_TASK MATERIAL:_
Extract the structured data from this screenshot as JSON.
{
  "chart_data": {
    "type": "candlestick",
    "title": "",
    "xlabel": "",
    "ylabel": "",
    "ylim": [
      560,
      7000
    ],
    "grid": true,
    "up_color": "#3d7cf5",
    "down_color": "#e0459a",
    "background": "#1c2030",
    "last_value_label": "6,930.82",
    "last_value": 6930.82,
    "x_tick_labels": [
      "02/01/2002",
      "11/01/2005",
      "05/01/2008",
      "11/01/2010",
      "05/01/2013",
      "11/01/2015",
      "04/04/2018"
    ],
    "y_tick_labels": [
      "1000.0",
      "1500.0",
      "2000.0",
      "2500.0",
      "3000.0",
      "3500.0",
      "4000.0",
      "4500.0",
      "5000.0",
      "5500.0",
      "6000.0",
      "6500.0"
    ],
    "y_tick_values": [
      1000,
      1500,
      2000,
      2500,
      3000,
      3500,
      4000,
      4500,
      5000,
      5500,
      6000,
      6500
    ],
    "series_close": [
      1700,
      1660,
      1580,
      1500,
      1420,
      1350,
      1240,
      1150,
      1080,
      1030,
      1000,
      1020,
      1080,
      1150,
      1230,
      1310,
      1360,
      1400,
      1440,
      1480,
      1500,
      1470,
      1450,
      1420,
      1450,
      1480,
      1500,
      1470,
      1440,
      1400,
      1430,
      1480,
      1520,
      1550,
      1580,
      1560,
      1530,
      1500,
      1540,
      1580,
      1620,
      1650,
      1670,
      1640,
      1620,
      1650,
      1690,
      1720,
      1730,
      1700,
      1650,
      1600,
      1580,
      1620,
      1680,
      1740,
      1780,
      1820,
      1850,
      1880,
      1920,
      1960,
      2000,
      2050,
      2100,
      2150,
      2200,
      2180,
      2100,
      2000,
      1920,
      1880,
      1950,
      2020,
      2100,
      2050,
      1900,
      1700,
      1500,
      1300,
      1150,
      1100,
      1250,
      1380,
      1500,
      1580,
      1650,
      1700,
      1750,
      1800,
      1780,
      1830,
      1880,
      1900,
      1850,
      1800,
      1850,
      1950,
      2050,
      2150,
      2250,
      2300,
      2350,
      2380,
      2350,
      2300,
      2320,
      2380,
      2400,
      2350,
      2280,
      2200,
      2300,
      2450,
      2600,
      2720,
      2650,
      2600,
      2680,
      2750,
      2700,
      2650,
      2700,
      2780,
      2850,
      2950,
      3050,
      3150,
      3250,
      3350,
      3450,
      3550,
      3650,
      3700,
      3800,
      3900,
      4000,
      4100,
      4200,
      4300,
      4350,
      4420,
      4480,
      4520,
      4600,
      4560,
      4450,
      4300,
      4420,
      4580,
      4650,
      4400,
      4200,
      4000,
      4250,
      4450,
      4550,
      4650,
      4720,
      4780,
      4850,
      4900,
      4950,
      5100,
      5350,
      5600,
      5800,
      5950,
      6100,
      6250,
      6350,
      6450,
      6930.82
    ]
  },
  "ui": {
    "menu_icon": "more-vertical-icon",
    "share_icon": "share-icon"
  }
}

_TASK:_
Locate the string "icon" in the listing above and copy every line where it occurs.

_EXERCISE RESULT:_
    "menu_icon": "more-vertical-icon",
    "share_icon": "share-icon"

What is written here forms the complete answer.